ABOUT THIS TASK =>
Please resume the passage on the plague at Carthage, writing on from its last sentence.

(EXTRACT PROVIDED begins)

Cyprian's biographer, Pontius of Carthage, wrote of the plague at Carthage:
Afterwards there broke out a dreadful plague, and excessive destruction of a hateful disease invaded every house in succession of the trembling populace, carrying off day by day with abrupt attack numberless people, every one from his own house. All were shuddering, fleeing, shunning the contagion, impiously exposing their own friends, as if with the exclusion of the person who was sure to die of the plague, one could exclude death itself also. There lay about the meanwhile, over the whole city, no longer bodies, but the carcasses of many, and, by the contemplation of a lot which in their turn would be theirs, demanded the pity of the passers-by for themselves. No one regarded anything besides his cruel gains. No one trembled at the remembrance of a similar event. No one did to another what he himself wished to experience.
Some non-Christian Romans of the time may have blamed Christian impiety for the cause of the plague. Fifty years later, a North African convert to Christianity, Arnobius, defended his new religion from pagan allegations that neglect of the traditional gods had resulted in plague and other disasters:
[...] that a plague was brought upon the earth after the Christian religion came into the world, and after it revealed the mysteries of hidden truth? But pestilences, say my opponents, and droughts, wars, famines, locusts, mice, and hailstones, and other hurtful things, by which the property of men is assailed, the gods bring upon us, incensed as they are by your wrong-doings and by your transgressions.

(EXTRACT PROVIDED ends)
(RECORDS SHOWN begins)

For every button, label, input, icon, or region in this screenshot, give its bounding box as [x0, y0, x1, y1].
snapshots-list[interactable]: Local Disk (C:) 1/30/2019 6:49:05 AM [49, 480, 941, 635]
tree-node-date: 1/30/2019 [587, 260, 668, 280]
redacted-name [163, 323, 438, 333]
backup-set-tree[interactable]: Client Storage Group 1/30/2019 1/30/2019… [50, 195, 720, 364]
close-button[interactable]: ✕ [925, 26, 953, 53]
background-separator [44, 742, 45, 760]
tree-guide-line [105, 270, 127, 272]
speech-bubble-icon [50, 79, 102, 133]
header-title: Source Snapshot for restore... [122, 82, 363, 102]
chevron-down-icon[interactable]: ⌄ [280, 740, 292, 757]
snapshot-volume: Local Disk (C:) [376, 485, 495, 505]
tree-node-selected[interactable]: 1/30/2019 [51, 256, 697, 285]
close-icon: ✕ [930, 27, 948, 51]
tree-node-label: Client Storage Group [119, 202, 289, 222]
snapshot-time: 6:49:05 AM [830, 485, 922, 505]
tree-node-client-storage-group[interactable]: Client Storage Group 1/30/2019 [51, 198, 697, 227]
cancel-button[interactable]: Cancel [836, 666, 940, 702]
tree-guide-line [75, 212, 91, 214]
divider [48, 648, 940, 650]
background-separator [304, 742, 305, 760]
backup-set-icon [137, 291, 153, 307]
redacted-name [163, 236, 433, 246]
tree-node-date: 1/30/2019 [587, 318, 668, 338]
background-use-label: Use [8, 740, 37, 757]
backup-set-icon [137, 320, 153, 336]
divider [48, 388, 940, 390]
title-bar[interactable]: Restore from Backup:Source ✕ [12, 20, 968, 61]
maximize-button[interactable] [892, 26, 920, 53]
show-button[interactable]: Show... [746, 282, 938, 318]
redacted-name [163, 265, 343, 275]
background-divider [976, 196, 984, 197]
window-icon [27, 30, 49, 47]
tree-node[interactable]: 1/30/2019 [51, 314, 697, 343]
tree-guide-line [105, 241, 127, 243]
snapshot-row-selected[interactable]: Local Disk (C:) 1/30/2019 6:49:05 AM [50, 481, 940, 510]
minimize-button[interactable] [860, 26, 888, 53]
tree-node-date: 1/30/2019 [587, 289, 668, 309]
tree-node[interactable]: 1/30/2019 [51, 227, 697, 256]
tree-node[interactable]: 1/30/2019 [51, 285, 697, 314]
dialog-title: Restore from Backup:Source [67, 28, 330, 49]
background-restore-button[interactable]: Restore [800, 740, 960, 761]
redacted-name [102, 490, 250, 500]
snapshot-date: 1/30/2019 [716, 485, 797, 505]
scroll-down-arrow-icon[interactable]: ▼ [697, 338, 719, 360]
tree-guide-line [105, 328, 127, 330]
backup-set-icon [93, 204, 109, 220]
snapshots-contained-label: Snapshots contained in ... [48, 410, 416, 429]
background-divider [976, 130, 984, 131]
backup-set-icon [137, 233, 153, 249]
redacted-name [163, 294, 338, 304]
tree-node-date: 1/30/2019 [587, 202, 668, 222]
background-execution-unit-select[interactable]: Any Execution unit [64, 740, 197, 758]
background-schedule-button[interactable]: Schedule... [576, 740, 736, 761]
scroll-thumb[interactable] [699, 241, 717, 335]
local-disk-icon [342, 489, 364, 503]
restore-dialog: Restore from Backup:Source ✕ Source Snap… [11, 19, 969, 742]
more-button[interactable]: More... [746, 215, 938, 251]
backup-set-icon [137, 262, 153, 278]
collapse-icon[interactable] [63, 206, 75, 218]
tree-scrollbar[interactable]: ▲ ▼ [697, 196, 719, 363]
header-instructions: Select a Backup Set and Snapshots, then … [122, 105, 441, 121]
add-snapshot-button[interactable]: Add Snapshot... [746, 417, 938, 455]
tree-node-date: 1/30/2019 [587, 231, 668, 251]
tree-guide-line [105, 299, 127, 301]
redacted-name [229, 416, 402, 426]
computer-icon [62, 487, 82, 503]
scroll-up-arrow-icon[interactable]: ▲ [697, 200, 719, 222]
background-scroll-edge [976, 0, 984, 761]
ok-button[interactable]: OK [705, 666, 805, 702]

(RECORDS SHOWN ends)

EXERCISE RESPONSE =>
Accounts of the plague date it about AD 251 to 262, however there is controversy over when this disease began. One of the first appearances of this disease relies on the contents of two letters by Bishop Dionysius of Alexandria, pointing to the plague erupting around Easter of 249 AD in Egypt, quickly spreading across Europe, and reaching Rome by the second half of 251 at the latest. There was a later incident in 270 involving the death of Claudius II Gothicus, but it is unknown if this was the same plague or a different outbreak. According to the Historia Augusta, "in the consulship of Antiochianus and Orfitus the favour of heaven furthered Claudius' success. For a great multitude, survivors of the barbarian tribes, who had gathered in Haemimontum were so stricken with famine and pestilence that Claudius now scorned to conquer them further... during this same period the Scythians [Goths] attempted to plunder in Crete and Cyprus as well, but everywhere their armies were likewise stricken with pestilence and so were defeated". Archaeologists that worked in Thebes, Egypt, uncovered charred human remains leading them to believe that people were burning bodies during the plague.